[WHAT IS EXPECTED] Extract the listing in its entirety, keeping each line identical to the original.

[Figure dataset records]
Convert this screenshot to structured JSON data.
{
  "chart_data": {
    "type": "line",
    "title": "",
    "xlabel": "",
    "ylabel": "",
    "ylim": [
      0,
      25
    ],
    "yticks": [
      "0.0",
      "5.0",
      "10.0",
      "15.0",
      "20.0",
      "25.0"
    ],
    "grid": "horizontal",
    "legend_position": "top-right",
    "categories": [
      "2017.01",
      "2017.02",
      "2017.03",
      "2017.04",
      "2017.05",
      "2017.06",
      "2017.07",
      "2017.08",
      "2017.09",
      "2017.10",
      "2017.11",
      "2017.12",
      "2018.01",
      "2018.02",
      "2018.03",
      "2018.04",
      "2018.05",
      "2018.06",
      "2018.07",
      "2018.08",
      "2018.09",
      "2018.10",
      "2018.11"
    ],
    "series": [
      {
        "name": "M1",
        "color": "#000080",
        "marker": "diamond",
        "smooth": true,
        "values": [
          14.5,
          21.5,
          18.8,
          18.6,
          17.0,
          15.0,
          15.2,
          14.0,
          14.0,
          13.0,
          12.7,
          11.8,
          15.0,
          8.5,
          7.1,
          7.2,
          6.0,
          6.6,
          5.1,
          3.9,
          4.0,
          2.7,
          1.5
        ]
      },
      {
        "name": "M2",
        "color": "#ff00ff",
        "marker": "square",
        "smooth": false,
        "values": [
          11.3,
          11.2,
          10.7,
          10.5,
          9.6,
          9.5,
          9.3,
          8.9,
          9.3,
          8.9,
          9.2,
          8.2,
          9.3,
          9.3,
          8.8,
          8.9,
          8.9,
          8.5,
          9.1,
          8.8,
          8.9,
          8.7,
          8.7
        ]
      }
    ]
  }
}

[ANSWER TO THIS PROBLEM]
Convert this screenshot to structured JSON data.
{
  "chart_data": {
    "type": "line",
    "title": "",
    "xlabel": "",
    "ylabel": "",
    "ylim": [
      0,
      25
    ],
    "yticks": [
      "0.0",
      "5.0",
      "10.0",
      "15.0",
      "20.0",
      "25.0"
    ],
    "grid": "horizontal",
    "legend_position": "top-right",
    "categories": [
      "2017.01",
      "2017.02",
      "2017.03",
      "2017.04",
      "2017.05",
      "2017.06",
      "2017.07",
      "2017.08",
      "2017.09",
      "2017.10",
      "2017.11",
      "2017.12",
      "2018.01",
      "2018.02",
      "2018.03",
      "2018.04",
      "2018.05",
      "2018.06",
      "2018.07",
      "2018.08",
      "2018.09",
      "2018.10",
      "2018.11"
    ],
    "series": [
      {
        "name": "M1",
        "color": "#000080",
        "marker": "diamond",
        "smooth": true,
        "values": [
          14.5,
          21.5,
          18.8,
          18.6,
          17.0,
          15.0,
          15.2,
          14.0,
          14.0,
          13.0,
          12.7,
          11.8,
          15.0,
          8.5,
          7.1,
          7.2,
          6.0,
          6.6,
          5.1,
          3.9,
          4.0,
          2.7,
          1.5
        ]
      },
      {
        "name": "M2",
        "color": "#ff00ff",
        "marker": "square",
        "smooth": false,
        "values": [
          11.3,
          11.2,
          10.7,
          10.5,
          9.6,
          9.5,
          9.3,
          8.9,
          9.3,
          8.9,
          9.2,
          8.2,
          9.3,
          9.3,
          8.8,
          8.9,
          8.9,
          8.5,
          9.1,
          8.8,
          8.9,
          8.7,
          8.7
        ]
      }
    ]
  }
}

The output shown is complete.